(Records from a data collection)
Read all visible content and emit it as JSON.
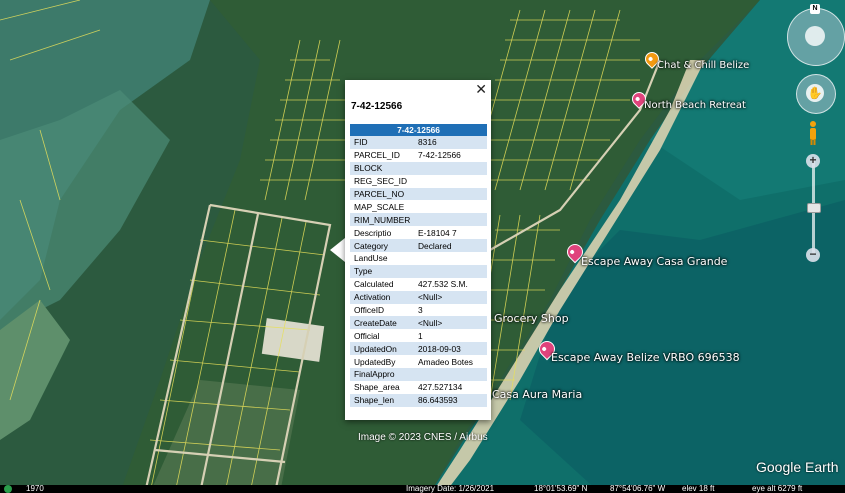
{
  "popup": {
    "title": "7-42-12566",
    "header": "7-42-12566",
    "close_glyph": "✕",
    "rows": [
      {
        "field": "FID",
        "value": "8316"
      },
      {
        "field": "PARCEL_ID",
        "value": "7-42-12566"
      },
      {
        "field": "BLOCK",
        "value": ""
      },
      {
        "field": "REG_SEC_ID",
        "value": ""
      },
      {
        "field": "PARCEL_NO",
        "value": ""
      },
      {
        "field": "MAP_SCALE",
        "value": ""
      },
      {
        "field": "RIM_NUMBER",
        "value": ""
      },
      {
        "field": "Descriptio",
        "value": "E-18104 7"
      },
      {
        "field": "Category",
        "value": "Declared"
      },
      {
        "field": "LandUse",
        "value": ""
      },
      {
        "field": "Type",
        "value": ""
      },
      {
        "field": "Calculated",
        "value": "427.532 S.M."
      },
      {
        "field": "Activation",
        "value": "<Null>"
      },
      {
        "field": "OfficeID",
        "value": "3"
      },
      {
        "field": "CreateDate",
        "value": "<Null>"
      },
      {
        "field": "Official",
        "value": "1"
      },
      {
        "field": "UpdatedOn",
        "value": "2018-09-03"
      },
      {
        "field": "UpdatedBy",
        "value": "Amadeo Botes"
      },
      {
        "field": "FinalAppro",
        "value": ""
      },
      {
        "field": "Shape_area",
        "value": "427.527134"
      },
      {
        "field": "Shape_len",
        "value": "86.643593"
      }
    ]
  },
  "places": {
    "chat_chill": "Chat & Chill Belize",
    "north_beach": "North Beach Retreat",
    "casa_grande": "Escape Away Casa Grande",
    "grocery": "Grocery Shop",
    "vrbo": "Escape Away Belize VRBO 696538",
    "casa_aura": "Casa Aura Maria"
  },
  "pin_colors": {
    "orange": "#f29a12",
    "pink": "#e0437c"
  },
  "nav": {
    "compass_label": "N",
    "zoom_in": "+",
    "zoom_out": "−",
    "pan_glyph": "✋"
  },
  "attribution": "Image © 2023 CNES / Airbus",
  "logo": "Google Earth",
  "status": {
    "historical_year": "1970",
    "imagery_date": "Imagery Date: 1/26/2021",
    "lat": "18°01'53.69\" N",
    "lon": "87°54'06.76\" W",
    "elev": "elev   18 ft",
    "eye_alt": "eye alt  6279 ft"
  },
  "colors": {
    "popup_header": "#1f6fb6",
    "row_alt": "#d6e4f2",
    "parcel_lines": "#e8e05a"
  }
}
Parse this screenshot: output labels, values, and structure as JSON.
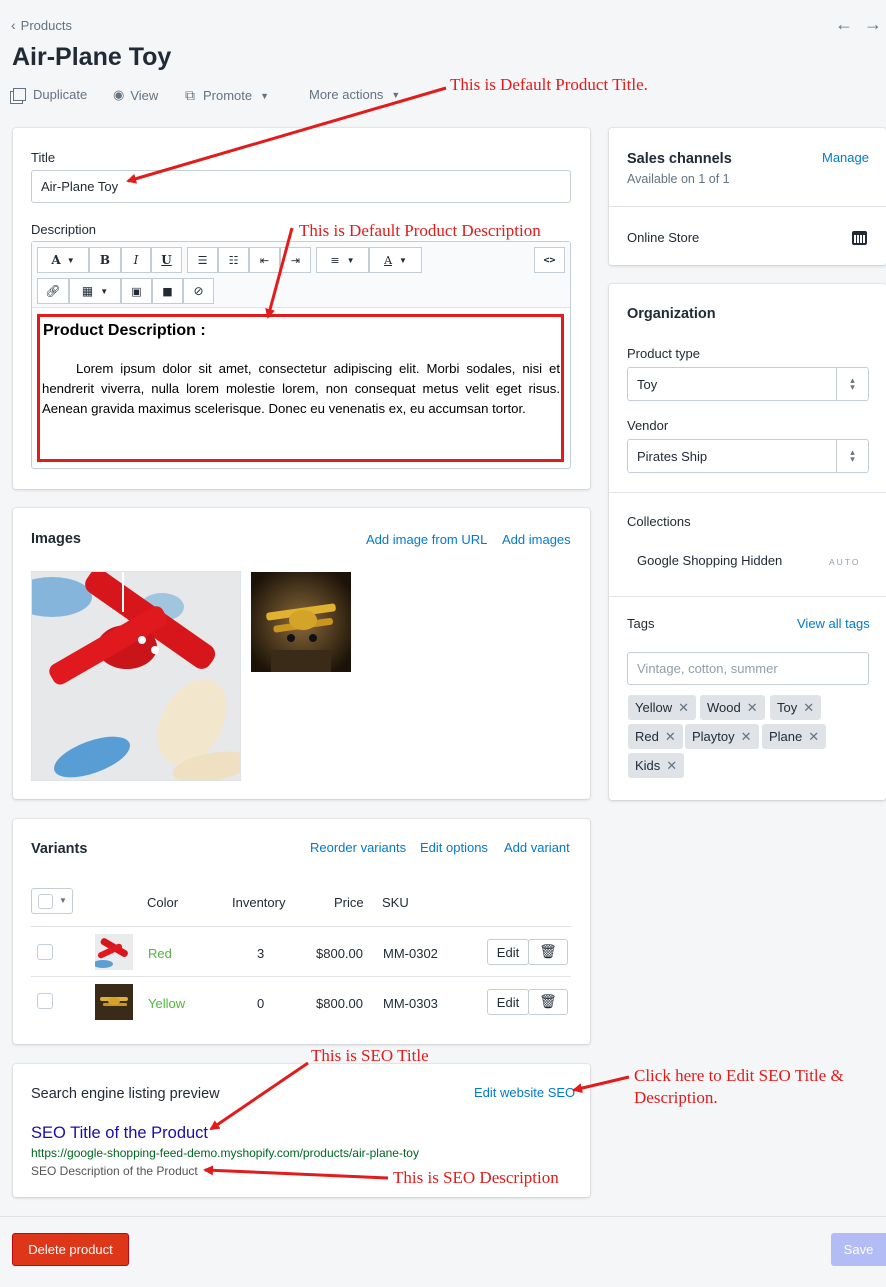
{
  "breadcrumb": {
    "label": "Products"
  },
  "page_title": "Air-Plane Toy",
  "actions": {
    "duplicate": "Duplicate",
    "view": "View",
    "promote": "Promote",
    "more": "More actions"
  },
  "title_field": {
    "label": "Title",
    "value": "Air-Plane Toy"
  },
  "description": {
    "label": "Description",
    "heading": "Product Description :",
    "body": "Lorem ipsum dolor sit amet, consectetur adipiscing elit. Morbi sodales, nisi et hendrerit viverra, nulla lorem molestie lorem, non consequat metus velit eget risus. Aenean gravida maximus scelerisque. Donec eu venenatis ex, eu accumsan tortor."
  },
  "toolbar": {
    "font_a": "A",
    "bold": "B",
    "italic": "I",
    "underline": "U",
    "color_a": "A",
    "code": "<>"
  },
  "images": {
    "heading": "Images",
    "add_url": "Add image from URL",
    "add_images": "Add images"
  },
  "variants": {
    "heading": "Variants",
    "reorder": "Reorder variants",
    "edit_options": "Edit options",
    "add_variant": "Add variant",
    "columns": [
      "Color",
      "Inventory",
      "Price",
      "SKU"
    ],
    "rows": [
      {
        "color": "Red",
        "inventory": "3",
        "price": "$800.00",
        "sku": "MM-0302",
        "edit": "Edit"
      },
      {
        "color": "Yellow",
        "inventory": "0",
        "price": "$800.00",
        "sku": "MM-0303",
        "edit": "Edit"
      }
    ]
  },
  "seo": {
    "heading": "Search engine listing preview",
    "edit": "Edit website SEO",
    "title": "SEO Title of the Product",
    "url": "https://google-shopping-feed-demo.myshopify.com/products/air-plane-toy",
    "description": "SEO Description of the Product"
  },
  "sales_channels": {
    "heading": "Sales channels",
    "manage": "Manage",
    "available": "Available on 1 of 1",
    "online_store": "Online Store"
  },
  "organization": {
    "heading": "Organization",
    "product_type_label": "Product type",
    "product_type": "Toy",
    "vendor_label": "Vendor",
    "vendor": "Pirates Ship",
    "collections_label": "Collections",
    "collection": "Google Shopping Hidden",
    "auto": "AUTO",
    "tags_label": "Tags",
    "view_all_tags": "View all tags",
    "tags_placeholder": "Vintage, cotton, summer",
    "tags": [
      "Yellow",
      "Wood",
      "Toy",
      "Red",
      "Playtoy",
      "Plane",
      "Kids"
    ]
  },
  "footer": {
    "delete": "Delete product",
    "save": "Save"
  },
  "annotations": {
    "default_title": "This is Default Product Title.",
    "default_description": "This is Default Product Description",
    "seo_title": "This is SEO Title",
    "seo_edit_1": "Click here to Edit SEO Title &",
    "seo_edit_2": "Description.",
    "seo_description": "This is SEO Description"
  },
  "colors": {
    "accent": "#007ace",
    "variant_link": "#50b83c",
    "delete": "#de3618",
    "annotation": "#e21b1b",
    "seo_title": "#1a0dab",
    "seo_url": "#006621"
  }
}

◆ **Problem requirements**: Leave out the pictures and restate everything else word for word.

◆ **Written answer**:
Read all visible content and emit it as JSON.
{
  "popup": {
    "title": "7-42-12566",
    "header": "7-42-12566",
    "close_glyph": "✕",
    "rows": [
      {
        "field": "FID",
        "value": "8316"
      },
      {
        "field": "PARCEL_ID",
        "value": "7-42-12566"
      },
      {
        "field": "BLOCK",
        "value": ""
      },
      {
        "field": "REG_SEC_ID",
        "value": ""
      },
      {
        "field": "PARCEL_NO",
        "value": ""
      },
      {
        "field": "MAP_SCALE",
        "value": ""
      },
      {
        "field": "RIM_NUMBER",
        "value": ""
      },
      {
        "field": "Descriptio",
        "value": "E-18104 7"
      },
      {
        "field": "Category",
        "value": "Declared"
      },
      {
        "field": "LandUse",
        "value": ""
      },
      {
        "field": "Type",
        "value": ""
      },
      {
        "field": "Calculated",
        "value": "427.532 S.M."
      },
      {
        "field": "Activation",
        "value": "<Null>"
      },
      {
        "field": "OfficeID",
        "value": "3"
      },
      {
        "field": "CreateDate",
        "value": "<Null>"
      },
      {
        "field": "Official",
        "value": "1"
      },
      {
        "field": "UpdatedOn",
        "value": "2018-09-03"
      },
      {
        "field": "UpdatedBy",
        "value": "Amadeo Botes"
      },
      {
        "field": "FinalAppro",
        "value": ""
      },
      {
        "field": "Shape_area",
        "value": "427.527134"
      },
      {
        "field": "Shape_len",
        "value": "86.643593"
      }
    ]
  },
  "places": {
    "chat_chill": "Chat & Chill Belize",
    "north_beach": "North Beach Retreat",
    "casa_grande": "Escape Away Casa Grande",
    "grocery": "Grocery Shop",
    "vrbo": "Escape Away Belize VRBO 696538",
    "casa_aura": "Casa Aura Maria"
  },
  "pin_colors": {
    "orange": "#f29a12",
    "pink": "#e0437c"
  },
  "nav": {
    "compass_label": "N",
    "zoom_in": "+",
    "zoom_out": "−",
    "pan_glyph": "✋"
  },
  "attribution": "Image © 2023 CNES / Airbus",
  "logo": "Google Earth",
  "status": {
    "historical_year": "1970",
    "imagery_date": "Imagery Date: 1/26/2021",
    "lat": "18°01'53.69\" N",
    "lon": "87°54'06.76\" W",
    "elev": "elev   18 ft",
    "eye_alt": "eye alt  6279 ft"
  },
  "colors": {
    "popup_header": "#1f6fb6",
    "row_alt": "#d6e4f2",
    "parcel_lines": "#e8e05a"
  }
}
Parse this screenshot: output labels, values, and structure as JSON.
{
  "breadcrumb": {
    "label": "Products"
  },
  "page_title": "Air-Plane Toy",
  "actions": {
    "duplicate": "Duplicate",
    "view": "View",
    "promote": "Promote",
    "more": "More actions"
  },
  "title_field": {
    "label": "Title",
    "value": "Air-Plane Toy"
  },
  "description": {
    "label": "Description",
    "heading": "Product Description :",
    "body": "Lorem ipsum dolor sit amet, consectetur adipiscing elit. Morbi sodales, nisi et hendrerit viverra, nulla lorem molestie lorem, non consequat metus velit eget risus. Aenean gravida maximus scelerisque. Donec eu venenatis ex, eu accumsan tortor."
  },
  "toolbar": {
    "font_a": "A",
    "bold": "B",
    "italic": "I",
    "underline": "U",
    "color_a": "A",
    "code": "<>"
  },
  "images": {
    "heading": "Images",
    "add_url": "Add image from URL",
    "add_images": "Add images"
  },
  "variants": {
    "heading": "Variants",
    "reorder": "Reorder variants",
    "edit_options": "Edit options",
    "add_variant": "Add variant",
    "columns": [
      "Color",
      "Inventory",
      "Price",
      "SKU"
    ],
    "rows": [
      {
        "color": "Red",
        "inventory": "3",
        "price": "$800.00",
        "sku": "MM-0302",
        "edit": "Edit"
      },
      {
        "color": "Yellow",
        "inventory": "0",
        "price": "$800.00",
        "sku": "MM-0303",
        "edit": "Edit"
      }
    ]
  },
  "seo": {
    "heading": "Search engine listing preview",
    "edit": "Edit website SEO",
    "title": "SEO Title of the Product",
    "url": "https://google-shopping-feed-demo.myshopify.com/products/air-plane-toy",
    "description": "SEO Description of the Product"
  },
  "sales_channels": {
    "heading": "Sales channels",
    "manage": "Manage",
    "available": "Available on 1 of 1",
    "online_store": "Online Store"
  },
  "organization": {
    "heading": "Organization",
    "product_type_label": "Product type",
    "product_type": "Toy",
    "vendor_label": "Vendor",
    "vendor": "Pirates Ship",
    "collections_label": "Collections",
    "collection": "Google Shopping Hidden",
    "auto": "AUTO",
    "tags_label": "Tags",
    "view_all_tags": "View all tags",
    "tags_placeholder": "Vintage, cotton, summer",
    "tags": [
      "Yellow",
      "Wood",
      "Toy",
      "Red",
      "Playtoy",
      "Plane",
      "Kids"
    ]
  },
  "footer": {
    "delete": "Delete product",
    "save": "Save"
  },
  "annotations": {
    "default_title": "This is Default Product Title.",
    "default_description": "This is Default Product Description",
    "seo_title": "This is SEO Title",
    "seo_edit_1": "Click here to Edit SEO Title &",
    "seo_edit_2": "Description.",
    "seo_description": "This is SEO Description"
  },
  "colors": {
    "accent": "#007ace",
    "variant_link": "#50b83c",
    "delete": "#de3618",
    "annotation": "#e21b1b",
    "seo_title": "#1a0dab",
    "seo_url": "#006621"
  }
}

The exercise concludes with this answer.